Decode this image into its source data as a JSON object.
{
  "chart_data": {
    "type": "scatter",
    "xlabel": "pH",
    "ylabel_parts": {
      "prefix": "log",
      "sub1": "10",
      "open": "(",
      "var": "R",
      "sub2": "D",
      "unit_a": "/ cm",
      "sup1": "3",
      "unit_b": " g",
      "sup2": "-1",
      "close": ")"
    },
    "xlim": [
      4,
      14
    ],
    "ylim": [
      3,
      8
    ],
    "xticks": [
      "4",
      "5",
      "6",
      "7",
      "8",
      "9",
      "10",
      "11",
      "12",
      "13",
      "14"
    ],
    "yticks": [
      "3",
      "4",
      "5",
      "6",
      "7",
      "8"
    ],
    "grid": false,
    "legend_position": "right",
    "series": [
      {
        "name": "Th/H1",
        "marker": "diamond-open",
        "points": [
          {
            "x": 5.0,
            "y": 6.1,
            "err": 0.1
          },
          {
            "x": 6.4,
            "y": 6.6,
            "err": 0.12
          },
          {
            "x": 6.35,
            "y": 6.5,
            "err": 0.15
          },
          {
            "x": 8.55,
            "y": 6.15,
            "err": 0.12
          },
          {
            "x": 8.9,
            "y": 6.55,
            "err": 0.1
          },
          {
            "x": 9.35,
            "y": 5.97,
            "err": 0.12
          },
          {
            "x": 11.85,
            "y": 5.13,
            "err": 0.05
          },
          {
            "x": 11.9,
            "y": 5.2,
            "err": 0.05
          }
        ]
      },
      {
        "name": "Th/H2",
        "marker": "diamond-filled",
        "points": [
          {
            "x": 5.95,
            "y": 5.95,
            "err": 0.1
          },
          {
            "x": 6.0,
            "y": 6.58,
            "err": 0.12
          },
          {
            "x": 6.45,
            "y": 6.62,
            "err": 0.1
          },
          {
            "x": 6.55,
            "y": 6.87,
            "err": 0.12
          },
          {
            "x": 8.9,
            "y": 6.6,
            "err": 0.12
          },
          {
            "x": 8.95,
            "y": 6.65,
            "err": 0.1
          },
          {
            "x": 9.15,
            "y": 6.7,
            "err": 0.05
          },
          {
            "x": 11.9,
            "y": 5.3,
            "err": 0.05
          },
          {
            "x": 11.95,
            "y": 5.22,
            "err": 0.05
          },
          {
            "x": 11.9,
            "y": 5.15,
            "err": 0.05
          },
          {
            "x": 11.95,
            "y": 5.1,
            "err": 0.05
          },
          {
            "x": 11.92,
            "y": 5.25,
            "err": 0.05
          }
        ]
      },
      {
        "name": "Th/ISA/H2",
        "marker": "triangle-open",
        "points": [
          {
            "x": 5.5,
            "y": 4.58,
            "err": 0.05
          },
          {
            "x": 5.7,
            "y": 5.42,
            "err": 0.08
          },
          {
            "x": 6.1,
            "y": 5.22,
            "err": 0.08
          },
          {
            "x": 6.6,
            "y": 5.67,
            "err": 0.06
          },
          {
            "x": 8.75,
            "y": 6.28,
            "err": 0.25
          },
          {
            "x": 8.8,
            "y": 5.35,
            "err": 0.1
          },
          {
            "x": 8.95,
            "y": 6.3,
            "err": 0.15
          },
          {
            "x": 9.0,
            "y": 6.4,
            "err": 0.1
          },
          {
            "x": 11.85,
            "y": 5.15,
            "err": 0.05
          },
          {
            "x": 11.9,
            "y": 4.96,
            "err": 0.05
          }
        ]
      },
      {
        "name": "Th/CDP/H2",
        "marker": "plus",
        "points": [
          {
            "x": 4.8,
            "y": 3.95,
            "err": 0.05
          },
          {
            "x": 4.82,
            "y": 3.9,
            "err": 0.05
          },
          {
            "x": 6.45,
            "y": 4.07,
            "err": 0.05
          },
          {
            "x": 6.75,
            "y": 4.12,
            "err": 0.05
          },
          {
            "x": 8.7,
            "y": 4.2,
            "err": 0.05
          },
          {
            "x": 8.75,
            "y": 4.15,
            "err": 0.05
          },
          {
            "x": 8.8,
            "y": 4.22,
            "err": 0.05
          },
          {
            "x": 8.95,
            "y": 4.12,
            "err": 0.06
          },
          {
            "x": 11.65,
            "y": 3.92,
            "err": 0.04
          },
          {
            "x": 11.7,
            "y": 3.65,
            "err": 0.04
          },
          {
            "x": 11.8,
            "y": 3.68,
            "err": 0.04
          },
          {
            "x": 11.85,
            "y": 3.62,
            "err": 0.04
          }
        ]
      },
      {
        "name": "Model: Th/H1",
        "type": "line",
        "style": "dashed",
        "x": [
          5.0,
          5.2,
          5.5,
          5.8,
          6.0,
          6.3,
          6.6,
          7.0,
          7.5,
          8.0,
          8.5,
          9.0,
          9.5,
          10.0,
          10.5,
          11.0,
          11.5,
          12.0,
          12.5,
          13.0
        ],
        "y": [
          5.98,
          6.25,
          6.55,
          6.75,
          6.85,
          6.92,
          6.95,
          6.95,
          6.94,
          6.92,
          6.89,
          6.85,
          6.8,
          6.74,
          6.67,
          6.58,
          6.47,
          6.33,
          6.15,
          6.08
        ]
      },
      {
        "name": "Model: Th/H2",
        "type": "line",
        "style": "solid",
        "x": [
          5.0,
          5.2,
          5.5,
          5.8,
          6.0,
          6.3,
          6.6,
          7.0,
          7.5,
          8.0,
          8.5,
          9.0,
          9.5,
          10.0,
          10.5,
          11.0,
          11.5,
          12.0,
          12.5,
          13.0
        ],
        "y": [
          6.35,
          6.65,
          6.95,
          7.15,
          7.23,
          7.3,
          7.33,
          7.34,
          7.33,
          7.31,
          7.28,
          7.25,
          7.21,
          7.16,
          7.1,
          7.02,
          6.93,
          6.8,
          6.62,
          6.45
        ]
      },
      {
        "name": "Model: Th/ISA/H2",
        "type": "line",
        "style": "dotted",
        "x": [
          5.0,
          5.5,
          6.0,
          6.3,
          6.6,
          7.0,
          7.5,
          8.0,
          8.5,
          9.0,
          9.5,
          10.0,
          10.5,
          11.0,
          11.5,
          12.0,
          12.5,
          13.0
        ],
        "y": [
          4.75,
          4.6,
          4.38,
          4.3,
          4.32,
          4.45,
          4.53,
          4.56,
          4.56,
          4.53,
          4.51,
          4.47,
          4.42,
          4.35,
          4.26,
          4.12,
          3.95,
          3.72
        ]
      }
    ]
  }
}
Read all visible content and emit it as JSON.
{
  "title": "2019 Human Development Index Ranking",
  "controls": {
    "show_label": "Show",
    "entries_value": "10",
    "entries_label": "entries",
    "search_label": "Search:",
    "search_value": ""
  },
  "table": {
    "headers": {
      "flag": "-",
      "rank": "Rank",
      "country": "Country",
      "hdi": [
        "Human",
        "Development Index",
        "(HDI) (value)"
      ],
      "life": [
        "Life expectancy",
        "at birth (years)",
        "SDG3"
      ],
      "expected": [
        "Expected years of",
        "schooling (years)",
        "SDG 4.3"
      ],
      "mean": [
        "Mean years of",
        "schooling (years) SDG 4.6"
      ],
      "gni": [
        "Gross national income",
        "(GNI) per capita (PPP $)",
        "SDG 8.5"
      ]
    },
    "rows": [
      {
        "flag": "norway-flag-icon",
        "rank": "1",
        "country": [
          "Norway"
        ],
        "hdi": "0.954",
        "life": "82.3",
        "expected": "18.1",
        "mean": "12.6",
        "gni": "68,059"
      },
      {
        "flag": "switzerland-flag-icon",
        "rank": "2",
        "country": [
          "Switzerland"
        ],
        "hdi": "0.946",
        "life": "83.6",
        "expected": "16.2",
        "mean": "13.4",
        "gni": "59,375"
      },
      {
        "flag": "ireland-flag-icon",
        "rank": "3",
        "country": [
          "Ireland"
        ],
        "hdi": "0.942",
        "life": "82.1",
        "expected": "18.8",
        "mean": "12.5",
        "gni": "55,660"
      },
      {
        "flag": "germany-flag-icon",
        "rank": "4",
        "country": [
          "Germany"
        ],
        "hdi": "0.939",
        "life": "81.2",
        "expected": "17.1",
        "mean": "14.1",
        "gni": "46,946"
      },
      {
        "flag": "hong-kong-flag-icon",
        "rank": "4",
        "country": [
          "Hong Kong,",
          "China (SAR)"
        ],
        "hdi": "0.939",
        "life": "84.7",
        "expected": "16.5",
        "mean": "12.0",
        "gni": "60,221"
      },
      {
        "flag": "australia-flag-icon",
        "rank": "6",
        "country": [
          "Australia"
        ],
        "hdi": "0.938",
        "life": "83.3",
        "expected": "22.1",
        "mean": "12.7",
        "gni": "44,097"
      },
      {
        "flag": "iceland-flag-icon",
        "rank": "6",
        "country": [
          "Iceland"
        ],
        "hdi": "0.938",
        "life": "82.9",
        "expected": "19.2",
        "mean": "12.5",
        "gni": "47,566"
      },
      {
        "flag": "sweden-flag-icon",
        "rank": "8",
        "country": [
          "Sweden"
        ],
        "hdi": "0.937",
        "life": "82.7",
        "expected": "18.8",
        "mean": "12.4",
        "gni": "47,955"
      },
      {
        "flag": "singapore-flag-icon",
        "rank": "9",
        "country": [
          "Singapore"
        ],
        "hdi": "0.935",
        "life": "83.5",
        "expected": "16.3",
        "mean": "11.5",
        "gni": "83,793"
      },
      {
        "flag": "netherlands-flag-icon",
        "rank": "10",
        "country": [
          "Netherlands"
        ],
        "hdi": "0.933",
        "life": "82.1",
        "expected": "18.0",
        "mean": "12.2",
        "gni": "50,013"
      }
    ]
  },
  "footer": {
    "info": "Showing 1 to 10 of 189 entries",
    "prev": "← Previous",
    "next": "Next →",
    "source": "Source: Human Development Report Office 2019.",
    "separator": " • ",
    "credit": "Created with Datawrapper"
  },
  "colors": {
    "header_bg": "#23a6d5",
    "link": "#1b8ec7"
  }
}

=======

CHALLENGE.
Spot every line that holds "style" and copy it.

RESULT OF THIS EXERCISE.
        "style": "dashed",
        "style": "solid",
        "style": "dotted",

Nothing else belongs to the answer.